Requirements: Reproduce every line of the data below word for word, without changing anything.

━━━ Information given

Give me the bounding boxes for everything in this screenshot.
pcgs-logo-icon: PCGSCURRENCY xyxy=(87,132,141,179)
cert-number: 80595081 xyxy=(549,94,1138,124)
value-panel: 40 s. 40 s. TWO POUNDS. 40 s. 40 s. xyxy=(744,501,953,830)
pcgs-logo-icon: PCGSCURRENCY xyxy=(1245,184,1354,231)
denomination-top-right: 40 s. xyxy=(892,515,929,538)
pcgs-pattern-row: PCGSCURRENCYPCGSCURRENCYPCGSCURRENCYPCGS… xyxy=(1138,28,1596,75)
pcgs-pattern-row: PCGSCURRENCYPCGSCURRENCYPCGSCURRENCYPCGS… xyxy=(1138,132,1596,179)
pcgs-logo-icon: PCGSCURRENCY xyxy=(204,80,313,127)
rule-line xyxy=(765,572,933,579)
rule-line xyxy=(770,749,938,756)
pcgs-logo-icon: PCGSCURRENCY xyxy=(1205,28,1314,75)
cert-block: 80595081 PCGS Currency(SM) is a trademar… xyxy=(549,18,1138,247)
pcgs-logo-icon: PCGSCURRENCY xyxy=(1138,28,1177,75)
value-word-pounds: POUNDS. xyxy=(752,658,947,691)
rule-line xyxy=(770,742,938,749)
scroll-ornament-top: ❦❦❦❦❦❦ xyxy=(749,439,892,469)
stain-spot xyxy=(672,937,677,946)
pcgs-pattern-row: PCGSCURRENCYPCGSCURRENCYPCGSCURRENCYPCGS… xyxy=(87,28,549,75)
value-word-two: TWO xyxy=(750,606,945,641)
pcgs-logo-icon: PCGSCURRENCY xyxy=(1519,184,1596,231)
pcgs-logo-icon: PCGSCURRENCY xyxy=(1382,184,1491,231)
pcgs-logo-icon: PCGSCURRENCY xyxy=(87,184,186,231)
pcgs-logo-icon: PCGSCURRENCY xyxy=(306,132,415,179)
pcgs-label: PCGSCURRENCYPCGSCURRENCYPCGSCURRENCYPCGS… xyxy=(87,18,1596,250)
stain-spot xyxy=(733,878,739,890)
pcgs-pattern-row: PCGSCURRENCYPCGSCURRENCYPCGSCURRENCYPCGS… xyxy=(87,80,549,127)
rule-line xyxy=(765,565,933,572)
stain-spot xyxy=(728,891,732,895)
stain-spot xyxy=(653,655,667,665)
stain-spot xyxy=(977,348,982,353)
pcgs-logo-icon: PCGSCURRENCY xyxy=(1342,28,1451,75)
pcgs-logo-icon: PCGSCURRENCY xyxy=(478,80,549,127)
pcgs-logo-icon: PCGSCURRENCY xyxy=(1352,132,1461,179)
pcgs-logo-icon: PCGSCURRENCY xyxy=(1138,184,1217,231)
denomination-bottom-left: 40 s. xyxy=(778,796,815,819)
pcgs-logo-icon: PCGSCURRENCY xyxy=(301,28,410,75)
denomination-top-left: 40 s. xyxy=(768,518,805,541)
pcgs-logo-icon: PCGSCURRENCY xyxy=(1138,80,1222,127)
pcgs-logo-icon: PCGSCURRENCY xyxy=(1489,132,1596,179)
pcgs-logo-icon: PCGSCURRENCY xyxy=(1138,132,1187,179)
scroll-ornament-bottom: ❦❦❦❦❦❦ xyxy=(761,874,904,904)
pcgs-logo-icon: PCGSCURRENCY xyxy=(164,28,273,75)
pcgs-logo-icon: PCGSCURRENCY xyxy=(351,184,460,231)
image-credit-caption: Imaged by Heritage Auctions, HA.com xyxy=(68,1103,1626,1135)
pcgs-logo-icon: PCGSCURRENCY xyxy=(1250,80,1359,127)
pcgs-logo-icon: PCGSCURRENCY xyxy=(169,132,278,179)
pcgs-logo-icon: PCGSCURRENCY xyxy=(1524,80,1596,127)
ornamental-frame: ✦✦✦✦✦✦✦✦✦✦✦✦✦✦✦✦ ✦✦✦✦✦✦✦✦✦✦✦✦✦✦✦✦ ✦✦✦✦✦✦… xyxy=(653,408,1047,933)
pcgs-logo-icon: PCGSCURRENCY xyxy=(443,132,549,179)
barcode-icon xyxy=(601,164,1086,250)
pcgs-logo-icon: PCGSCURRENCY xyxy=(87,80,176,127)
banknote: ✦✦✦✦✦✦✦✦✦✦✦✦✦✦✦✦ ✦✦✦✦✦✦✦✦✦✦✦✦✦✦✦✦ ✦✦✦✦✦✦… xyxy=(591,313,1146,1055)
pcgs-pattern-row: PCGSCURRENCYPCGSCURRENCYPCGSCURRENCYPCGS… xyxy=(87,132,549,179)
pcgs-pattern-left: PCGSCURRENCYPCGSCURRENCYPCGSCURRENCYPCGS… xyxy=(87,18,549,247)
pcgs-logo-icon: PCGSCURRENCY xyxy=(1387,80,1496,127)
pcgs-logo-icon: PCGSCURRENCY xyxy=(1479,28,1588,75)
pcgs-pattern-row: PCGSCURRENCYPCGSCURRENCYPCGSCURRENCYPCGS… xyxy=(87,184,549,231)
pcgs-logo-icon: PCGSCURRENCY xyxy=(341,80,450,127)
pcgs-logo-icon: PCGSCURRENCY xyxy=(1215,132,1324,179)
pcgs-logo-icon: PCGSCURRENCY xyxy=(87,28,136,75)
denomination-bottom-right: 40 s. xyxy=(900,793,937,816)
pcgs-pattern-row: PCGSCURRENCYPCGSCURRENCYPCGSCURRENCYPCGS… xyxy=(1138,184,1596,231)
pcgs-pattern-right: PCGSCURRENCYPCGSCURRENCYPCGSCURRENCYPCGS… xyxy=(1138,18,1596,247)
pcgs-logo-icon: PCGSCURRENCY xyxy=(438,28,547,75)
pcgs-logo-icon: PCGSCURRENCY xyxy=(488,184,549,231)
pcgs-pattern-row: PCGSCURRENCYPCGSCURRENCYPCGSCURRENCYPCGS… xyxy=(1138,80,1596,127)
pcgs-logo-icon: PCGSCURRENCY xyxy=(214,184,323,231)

━━━━━━

Result of this task:
Give me the bounding boxes for everything in this screenshot.
pcgs-logo-icon: PCGSCURRENCY xyxy=(87,132,141,179)
cert-number: 80595081 xyxy=(549,94,1138,124)
value-panel: 40 s. 40 s. TWO POUNDS. 40 s. 40 s. xyxy=(744,501,953,830)
pcgs-logo-icon: PCGSCURRENCY xyxy=(1245,184,1354,231)
denomination-top-right: 40 s. xyxy=(892,515,929,538)
pcgs-pattern-row: PCGSCURRENCYPCGSCURRENCYPCGSCURRENCYPCGS… xyxy=(1138,28,1596,75)
pcgs-pattern-row: PCGSCURRENCYPCGSCURRENCYPCGSCURRENCYPCGS… xyxy=(1138,132,1596,179)
pcgs-logo-icon: PCGSCURRENCY xyxy=(204,80,313,127)
rule-line xyxy=(765,572,933,579)
rule-line xyxy=(770,749,938,756)
pcgs-logo-icon: PCGSCURRENCY xyxy=(1205,28,1314,75)
cert-block: 80595081 PCGS Currency(SM) is a trademar… xyxy=(549,18,1138,247)
pcgs-logo-icon: PCGSCURRENCY xyxy=(1138,28,1177,75)
value-word-pounds: POUNDS. xyxy=(752,658,947,691)
rule-line xyxy=(770,742,938,749)
scroll-ornament-top: ❦❦❦❦❦❦ xyxy=(749,439,892,469)
stain-spot xyxy=(672,937,677,946)
pcgs-pattern-row: PCGSCURRENCYPCGSCURRENCYPCGSCURRENCYPCGS… xyxy=(87,28,549,75)
value-word-two: TWO xyxy=(750,606,945,641)
pcgs-logo-icon: PCGSCURRENCY xyxy=(1519,184,1596,231)
pcgs-logo-icon: PCGSCURRENCY xyxy=(1382,184,1491,231)
pcgs-logo-icon: PCGSCURRENCY xyxy=(87,184,186,231)
pcgs-logo-icon: PCGSCURRENCY xyxy=(306,132,415,179)
pcgs-label: PCGSCURRENCYPCGSCURRENCYPCGSCURRENCYPCGS… xyxy=(87,18,1596,250)
stain-spot xyxy=(733,878,739,890)
pcgs-pattern-row: PCGSCURRENCYPCGSCURRENCYPCGSCURRENCYPCGS… xyxy=(87,80,549,127)
rule-line xyxy=(765,565,933,572)
stain-spot xyxy=(728,891,732,895)
stain-spot xyxy=(653,655,667,665)
stain-spot xyxy=(977,348,982,353)
pcgs-logo-icon: PCGSCURRENCY xyxy=(1342,28,1451,75)
pcgs-logo-icon: PCGSCURRENCY xyxy=(478,80,549,127)
pcgs-logo-icon: PCGSCURRENCY xyxy=(1352,132,1461,179)
pcgs-logo-icon: PCGSCURRENCY xyxy=(1138,184,1217,231)
denomination-bottom-left: 40 s. xyxy=(778,796,815,819)
pcgs-logo-icon: PCGSCURRENCY xyxy=(301,28,410,75)
denomination-top-left: 40 s. xyxy=(768,518,805,541)
pcgs-logo-icon: PCGSCURRENCY xyxy=(1138,80,1222,127)
pcgs-logo-icon: PCGSCURRENCY xyxy=(1489,132,1596,179)
pcgs-logo-icon: PCGSCURRENCY xyxy=(1138,132,1187,179)
scroll-ornament-bottom: ❦❦❦❦❦❦ xyxy=(761,874,904,904)
pcgs-logo-icon: PCGSCURRENCY xyxy=(164,28,273,75)
pcgs-logo-icon: PCGSCURRENCY xyxy=(351,184,460,231)
image-credit-caption: Imaged by Heritage Auctions, HA.com xyxy=(68,1103,1626,1135)
pcgs-logo-icon: PCGSCURRENCY xyxy=(1250,80,1359,127)
pcgs-logo-icon: PCGSCURRENCY xyxy=(169,132,278,179)
pcgs-logo-icon: PCGSCURRENCY xyxy=(1524,80,1596,127)
ornamental-frame: ✦✦✦✦✦✦✦✦✦✦✦✦✦✦✦✦ ✦✦✦✦✦✦✦✦✦✦✦✦✦✦✦✦ ✦✦✦✦✦✦… xyxy=(653,408,1047,933)
pcgs-logo-icon: PCGSCURRENCY xyxy=(443,132,549,179)
barcode-icon xyxy=(601,164,1086,250)
pcgs-logo-icon: PCGSCURRENCY xyxy=(87,80,176,127)
banknote: ✦✦✦✦✦✦✦✦✦✦✦✦✦✦✦✦ ✦✦✦✦✦✦✦✦✦✦✦✦✦✦✦✦ ✦✦✦✦✦✦… xyxy=(591,313,1146,1055)
pcgs-pattern-row: PCGSCURRENCYPCGSCURRENCYPCGSCURRENCYPCGS… xyxy=(87,132,549,179)
pcgs-pattern-left: PCGSCURRENCYPCGSCURRENCYPCGSCURRENCYPCGS… xyxy=(87,18,549,247)
pcgs-logo-icon: PCGSCURRENCY xyxy=(1387,80,1496,127)
pcgs-logo-icon: PCGSCURRENCY xyxy=(1479,28,1588,75)
pcgs-pattern-row: PCGSCURRENCYPCGSCURRENCYPCGSCURRENCYPCGS… xyxy=(87,184,549,231)
pcgs-logo-icon: PCGSCURRENCY xyxy=(341,80,450,127)
pcgs-logo-icon: PCGSCURRENCY xyxy=(1215,132,1324,179)
pcgs-logo-icon: PCGSCURRENCY xyxy=(87,28,136,75)
denomination-bottom-right: 40 s. xyxy=(900,793,937,816)
pcgs-pattern-row: PCGSCURRENCYPCGSCURRENCYPCGSCURRENCYPCGS… xyxy=(1138,184,1596,231)
pcgs-pattern-right: PCGSCURRENCYPCGSCURRENCYPCGSCURRENCYPCGS… xyxy=(1138,18,1596,247)
pcgs-logo-icon: PCGSCURRENCY xyxy=(438,28,547,75)
pcgs-logo-icon: PCGSCURRENCY xyxy=(488,184,549,231)
pcgs-pattern-row: PCGSCURRENCYPCGSCURRENCYPCGSCURRENCYPCGS… xyxy=(1138,80,1596,127)
pcgs-logo-icon: PCGSCURRENCY xyxy=(214,184,323,231)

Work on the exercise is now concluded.